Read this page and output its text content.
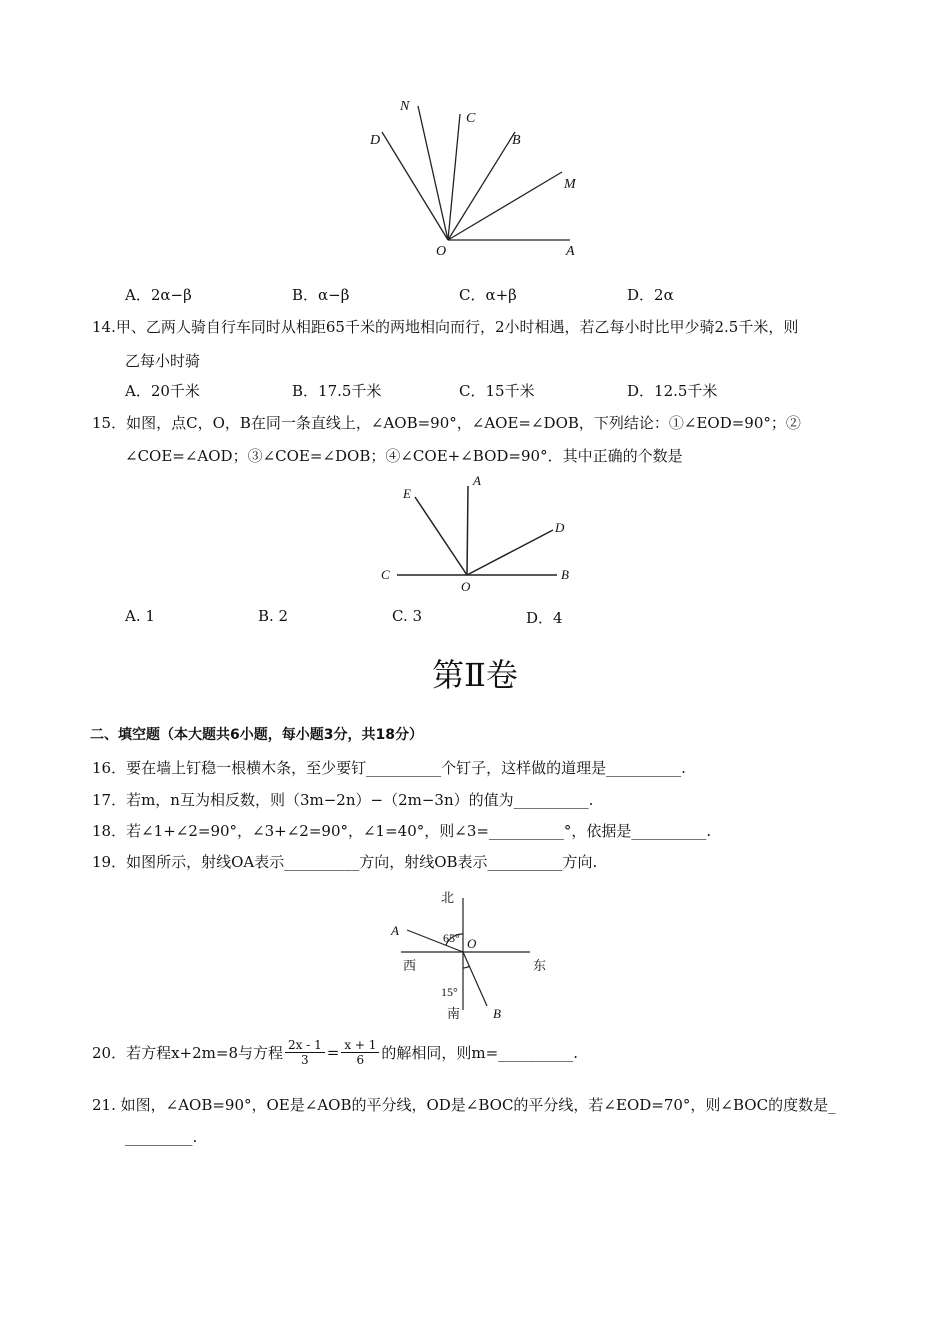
N
C
D	B
M
O	A
A．2α−β	B．α−β	C．α+β	D．2α
14.甲、乙两人骑自行车同时从相距65千米的两地相向而行，2小时相遇，若乙每小时比甲少骑2.5千米，则
乙每小时骑
A．20千米	B．17.5千米	C．15千米	D．12.5千米
15．如图，点C，O，B在同一条直线上，∠AOB=90°，∠AOE=∠DOB，下列结论：①∠EOD=90°；②
∠COE=∠AOD；③∠COE=∠DOB；④∠COE+∠BOD=90°．其中正确的个数是
E
A
D
C
O
B
A. 1	B. 2	C. 3	D．4
第Ⅱ卷
二、填空题（本大题共6小题，每小题3分，共18分）
16．要在墙上钉稳一根横木条，至少要钉__________个钉子，这样做的道理是__________.
17．若m，n互为相反数，则（3m−2n）−（2m−3n）的值为__________.
18．若∠1+∠2=90°，∠3+∠2=90°，∠1=40°，则∠3=__________°，依据是__________.
19．如图所示，射线OA表示__________方向，射线OB表示__________方向.
北
A	65° O
西	东
15°
南	B
20．若方程x+2m=8与方程 $\frac{2x - 1}{3} = \frac{x + 1}{6}$ 的解相同，则m=__________.
21. 如图，∠AOB=90°，OE是∠AOB的平分线，OD是∠BOC的平分线，若∠EOD=70°，则∠BOC的度数是_
_________.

===

▶ _Your goal_
Each entry should be repeated exactly as it appears; the pictures stay out.

▶ _Answer to this task_
Read this page and output its text content.
N
C
D	B
M
O	A
A．2α−β	B．α−β	C．α+β	D．2α
14.甲、乙两人骑自行车同时从相距65千米的两地相向而行，2小时相遇，若乙每小时比甲少骑2.5千米，则
乙每小时骑
A．20千米	B．17.5千米	C．15千米	D．12.5千米
15．如图，点C，O，B在同一条直线上，∠AOB=90°，∠AOE=∠DOB，下列结论：①∠EOD=90°；②
∠COE=∠AOD；③∠COE=∠DOB；④∠COE+∠BOD=90°．其中正确的个数是
E
A
D
C
O
B
A. 1	B. 2	C. 3	D．4
第Ⅱ卷
二、填空题（本大题共6小题，每小题3分，共18分）
16．要在墙上钉稳一根横木条，至少要钉__________个钉子，这样做的道理是__________.
17．若m，n互为相反数，则（3m−2n）−（2m−3n）的值为__________.
18．若∠1+∠2=90°，∠3+∠2=90°，∠1=40°，则∠3=__________°，依据是__________.
19．如图所示，射线OA表示__________方向，射线OB表示__________方向.
北
A	65° O
西	东
15°
南	B
20．若方程x+2m=8与方程 $\frac{2x - 1}{3} = \frac{x + 1}{6}$ 的解相同，则m=__________.
21. 如图，∠AOB=90°，OE是∠AOB的平分线，OD是∠BOC的平分线，若∠EOD=70°，则∠BOC的度数是_
_________.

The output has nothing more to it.